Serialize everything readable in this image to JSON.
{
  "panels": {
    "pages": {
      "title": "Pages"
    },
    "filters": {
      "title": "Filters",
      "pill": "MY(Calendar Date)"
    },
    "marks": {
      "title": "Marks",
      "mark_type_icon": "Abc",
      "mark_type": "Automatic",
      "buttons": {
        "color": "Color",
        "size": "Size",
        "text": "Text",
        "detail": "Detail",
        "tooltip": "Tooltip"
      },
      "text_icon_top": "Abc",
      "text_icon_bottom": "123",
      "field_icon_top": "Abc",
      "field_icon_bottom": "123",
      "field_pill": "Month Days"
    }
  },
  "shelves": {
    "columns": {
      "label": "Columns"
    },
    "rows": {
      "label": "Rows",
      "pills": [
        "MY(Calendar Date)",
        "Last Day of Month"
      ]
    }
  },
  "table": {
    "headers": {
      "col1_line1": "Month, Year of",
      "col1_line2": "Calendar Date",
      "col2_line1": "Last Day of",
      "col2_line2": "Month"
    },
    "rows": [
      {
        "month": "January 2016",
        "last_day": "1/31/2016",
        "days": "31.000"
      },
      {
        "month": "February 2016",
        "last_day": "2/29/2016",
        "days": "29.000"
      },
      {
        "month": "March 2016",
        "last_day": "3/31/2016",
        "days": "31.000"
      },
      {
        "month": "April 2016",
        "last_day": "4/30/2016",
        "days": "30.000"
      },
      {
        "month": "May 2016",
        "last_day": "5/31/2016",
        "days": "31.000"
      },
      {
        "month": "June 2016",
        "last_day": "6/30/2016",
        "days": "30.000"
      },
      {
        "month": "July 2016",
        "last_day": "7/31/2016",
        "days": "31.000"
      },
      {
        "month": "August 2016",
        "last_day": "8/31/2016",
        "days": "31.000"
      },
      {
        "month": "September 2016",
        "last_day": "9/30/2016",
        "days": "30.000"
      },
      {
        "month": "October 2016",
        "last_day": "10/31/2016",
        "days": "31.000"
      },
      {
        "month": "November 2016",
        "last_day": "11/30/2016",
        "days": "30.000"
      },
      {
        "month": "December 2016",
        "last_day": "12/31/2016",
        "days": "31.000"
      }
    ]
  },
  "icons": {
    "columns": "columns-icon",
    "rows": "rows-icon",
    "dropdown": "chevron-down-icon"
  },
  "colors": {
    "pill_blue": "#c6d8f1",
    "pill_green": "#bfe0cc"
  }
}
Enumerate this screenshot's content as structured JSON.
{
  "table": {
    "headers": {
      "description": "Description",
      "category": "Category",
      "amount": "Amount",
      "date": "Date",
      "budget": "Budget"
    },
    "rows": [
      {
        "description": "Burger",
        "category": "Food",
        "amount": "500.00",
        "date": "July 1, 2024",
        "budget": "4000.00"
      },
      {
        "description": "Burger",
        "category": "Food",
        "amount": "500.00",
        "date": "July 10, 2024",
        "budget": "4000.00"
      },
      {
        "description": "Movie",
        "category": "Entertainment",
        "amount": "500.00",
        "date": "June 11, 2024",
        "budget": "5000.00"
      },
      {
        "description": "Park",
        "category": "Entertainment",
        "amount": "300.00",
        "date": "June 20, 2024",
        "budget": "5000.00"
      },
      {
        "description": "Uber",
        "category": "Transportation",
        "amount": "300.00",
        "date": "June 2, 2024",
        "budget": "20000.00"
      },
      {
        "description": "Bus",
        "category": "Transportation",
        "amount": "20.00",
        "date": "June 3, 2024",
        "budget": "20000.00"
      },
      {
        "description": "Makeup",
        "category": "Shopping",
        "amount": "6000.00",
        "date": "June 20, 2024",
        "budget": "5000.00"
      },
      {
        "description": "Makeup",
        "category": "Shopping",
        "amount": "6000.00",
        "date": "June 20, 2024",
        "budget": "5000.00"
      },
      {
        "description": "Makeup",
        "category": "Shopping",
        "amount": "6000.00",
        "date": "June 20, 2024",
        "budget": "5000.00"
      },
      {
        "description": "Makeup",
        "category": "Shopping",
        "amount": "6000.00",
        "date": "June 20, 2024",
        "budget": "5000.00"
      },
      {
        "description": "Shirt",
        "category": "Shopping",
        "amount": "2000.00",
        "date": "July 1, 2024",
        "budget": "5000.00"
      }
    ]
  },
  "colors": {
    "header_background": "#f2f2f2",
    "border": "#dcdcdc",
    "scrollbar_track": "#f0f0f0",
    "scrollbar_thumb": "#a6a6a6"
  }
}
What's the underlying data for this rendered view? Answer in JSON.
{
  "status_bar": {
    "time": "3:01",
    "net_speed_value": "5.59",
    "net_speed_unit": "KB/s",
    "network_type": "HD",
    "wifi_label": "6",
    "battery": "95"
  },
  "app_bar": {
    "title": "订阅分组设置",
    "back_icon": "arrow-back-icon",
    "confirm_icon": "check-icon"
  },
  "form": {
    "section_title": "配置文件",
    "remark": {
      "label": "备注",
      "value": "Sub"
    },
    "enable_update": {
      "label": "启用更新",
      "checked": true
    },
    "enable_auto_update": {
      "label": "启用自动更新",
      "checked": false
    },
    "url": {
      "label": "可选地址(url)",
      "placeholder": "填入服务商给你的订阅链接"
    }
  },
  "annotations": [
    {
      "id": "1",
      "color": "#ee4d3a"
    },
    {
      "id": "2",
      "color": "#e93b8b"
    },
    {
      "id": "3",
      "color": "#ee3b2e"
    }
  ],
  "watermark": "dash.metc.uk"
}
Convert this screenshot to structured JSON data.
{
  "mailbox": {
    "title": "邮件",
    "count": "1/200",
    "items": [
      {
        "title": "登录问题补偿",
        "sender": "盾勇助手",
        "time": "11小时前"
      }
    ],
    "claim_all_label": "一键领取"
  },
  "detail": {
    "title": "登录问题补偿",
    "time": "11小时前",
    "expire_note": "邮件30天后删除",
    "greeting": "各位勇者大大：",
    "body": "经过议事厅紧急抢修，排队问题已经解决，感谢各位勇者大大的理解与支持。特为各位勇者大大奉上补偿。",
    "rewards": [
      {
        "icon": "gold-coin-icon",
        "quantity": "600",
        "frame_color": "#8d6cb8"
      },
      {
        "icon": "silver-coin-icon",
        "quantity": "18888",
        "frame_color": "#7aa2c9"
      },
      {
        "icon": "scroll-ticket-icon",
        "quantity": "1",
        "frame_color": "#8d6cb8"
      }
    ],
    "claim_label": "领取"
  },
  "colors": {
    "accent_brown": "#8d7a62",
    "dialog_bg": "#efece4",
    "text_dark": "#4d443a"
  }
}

Task statement: Copy the material above back out, exactly as written.

Result for this task:
Serialize everything readable in this image to JSON.
{
  "panels": {
    "pages": {
      "title": "Pages"
    },
    "filters": {
      "title": "Filters",
      "pill": "MY(Calendar Date)"
    },
    "marks": {
      "title": "Marks",
      "mark_type_icon": "Abc",
      "mark_type": "Automatic",
      "buttons": {
        "color": "Color",
        "size": "Size",
        "text": "Text",
        "detail": "Detail",
        "tooltip": "Tooltip"
      },
      "text_icon_top": "Abc",
      "text_icon_bottom": "123",
      "field_icon_top": "Abc",
      "field_icon_bottom": "123",
      "field_pill": "Month Days"
    }
  },
  "shelves": {
    "columns": {
      "label": "Columns"
    },
    "rows": {
      "label": "Rows",
      "pills": [
        "MY(Calendar Date)",
        "Last Day of Month"
      ]
    }
  },
  "table": {
    "headers": {
      "col1_line1": "Month, Year of",
      "col1_line2": "Calendar Date",
      "col2_line1": "Last Day of",
      "col2_line2": "Month"
    },
    "rows": [
      {
        "month": "January 2016",
        "last_day": "1/31/2016",
        "days": "31.000"
      },
      {
        "month": "February 2016",
        "last_day": "2/29/2016",
        "days": "29.000"
      },
      {
        "month": "March 2016",
        "last_day": "3/31/2016",
        "days": "31.000"
      },
      {
        "month": "April 2016",
        "last_day": "4/30/2016",
        "days": "30.000"
      },
      {
        "month": "May 2016",
        "last_day": "5/31/2016",
        "days": "31.000"
      },
      {
        "month": "June 2016",
        "last_day": "6/30/2016",
        "days": "30.000"
      },
      {
        "month": "July 2016",
        "last_day": "7/31/2016",
        "days": "31.000"
      },
      {
        "month": "August 2016",
        "last_day": "8/31/2016",
        "days": "31.000"
      },
      {
        "month": "September 2016",
        "last_day": "9/30/2016",
        "days": "30.000"
      },
      {
        "month": "October 2016",
        "last_day": "10/31/2016",
        "days": "31.000"
      },
      {
        "month": "November 2016",
        "last_day": "11/30/2016",
        "days": "30.000"
      },
      {
        "month": "December 2016",
        "last_day": "12/31/2016",
        "days": "31.000"
      }
    ]
  },
  "icons": {
    "columns": "columns-icon",
    "rows": "rows-icon",
    "dropdown": "chevron-down-icon"
  },
  "colors": {
    "pill_blue": "#c6d8f1",
    "pill_green": "#bfe0cc"
  }
}
Enumerate this screenshot's content as structured JSON.
{
  "table": {
    "headers": {
      "description": "Description",
      "category": "Category",
      "amount": "Amount",
      "date": "Date",
      "budget": "Budget"
    },
    "rows": [
      {
        "description": "Burger",
        "category": "Food",
        "amount": "500.00",
        "date": "July 1, 2024",
        "budget": "4000.00"
      },
      {
        "description": "Burger",
        "category": "Food",
        "amount": "500.00",
        "date": "July 10, 2024",
        "budget": "4000.00"
      },
      {
        "description": "Movie",
        "category": "Entertainment",
        "amount": "500.00",
        "date": "June 11, 2024",
        "budget": "5000.00"
      },
      {
        "description": "Park",
        "category": "Entertainment",
        "amount": "300.00",
        "date": "June 20, 2024",
        "budget": "5000.00"
      },
      {
        "description": "Uber",
        "category": "Transportation",
        "amount": "300.00",
        "date": "June 2, 2024",
        "budget": "20000.00"
      },
      {
        "description": "Bus",
        "category": "Transportation",
        "amount": "20.00",
        "date": "June 3, 2024",
        "budget": "20000.00"
      },
      {
        "description": "Makeup",
        "category": "Shopping",
        "amount": "6000.00",
        "date": "June 20, 2024",
        "budget": "5000.00"
      },
      {
        "description": "Makeup",
        "category": "Shopping",
        "amount": "6000.00",
        "date": "June 20, 2024",
        "budget": "5000.00"
      },
      {
        "description": "Makeup",
        "category": "Shopping",
        "amount": "6000.00",
        "date": "June 20, 2024",
        "budget": "5000.00"
      },
      {
        "description": "Makeup",
        "category": "Shopping",
        "amount": "6000.00",
        "date": "June 20, 2024",
        "budget": "5000.00"
      },
      {
        "description": "Shirt",
        "category": "Shopping",
        "amount": "2000.00",
        "date": "July 1, 2024",
        "budget": "5000.00"
      }
    ]
  },
  "colors": {
    "header_background": "#f2f2f2",
    "border": "#dcdcdc",
    "scrollbar_track": "#f0f0f0",
    "scrollbar_thumb": "#a6a6a6"
  }
}
What's the underlying data for this rendered view? Answer in JSON.
{
  "status_bar": {
    "time": "3:01",
    "net_speed_value": "5.59",
    "net_speed_unit": "KB/s",
    "network_type": "HD",
    "wifi_label": "6",
    "battery": "95"
  },
  "app_bar": {
    "title": "订阅分组设置",
    "back_icon": "arrow-back-icon",
    "confirm_icon": "check-icon"
  },
  "form": {
    "section_title": "配置文件",
    "remark": {
      "label": "备注",
      "value": "Sub"
    },
    "enable_update": {
      "label": "启用更新",
      "checked": true
    },
    "enable_auto_update": {
      "label": "启用自动更新",
      "checked": false
    },
    "url": {
      "label": "可选地址(url)",
      "placeholder": "填入服务商给你的订阅链接"
    }
  },
  "annotations": [
    {
      "id": "1",
      "color": "#ee4d3a"
    },
    {
      "id": "2",
      "color": "#e93b8b"
    },
    {
      "id": "3",
      "color": "#ee3b2e"
    }
  ],
  "watermark": "dash.metc.uk"
}
Convert this screenshot to structured JSON data.
{
  "mailbox": {
    "title": "邮件",
    "count": "1/200",
    "items": [
      {
        "title": "登录问题补偿",
        "sender": "盾勇助手",
        "time": "11小时前"
      }
    ],
    "claim_all_label": "一键领取"
  },
  "detail": {
    "title": "登录问题补偿",
    "time": "11小时前",
    "expire_note": "邮件30天后删除",
    "greeting": "各位勇者大大：",
    "body": "经过议事厅紧急抢修，排队问题已经解决，感谢各位勇者大大的理解与支持。特为各位勇者大大奉上补偿。",
    "rewards": [
      {
        "icon": "gold-coin-icon",
        "quantity": "600",
        "frame_color": "#8d6cb8"
      },
      {
        "icon": "silver-coin-icon",
        "quantity": "18888",
        "frame_color": "#7aa2c9"
      },
      {
        "icon": "scroll-ticket-icon",
        "quantity": "1",
        "frame_color": "#8d6cb8"
      }
    ],
    "claim_label": "领取"
  },
  "colors": {
    "accent_brown": "#8d7a62",
    "dialog_bg": "#efece4",
    "text_dark": "#4d443a"
  }
}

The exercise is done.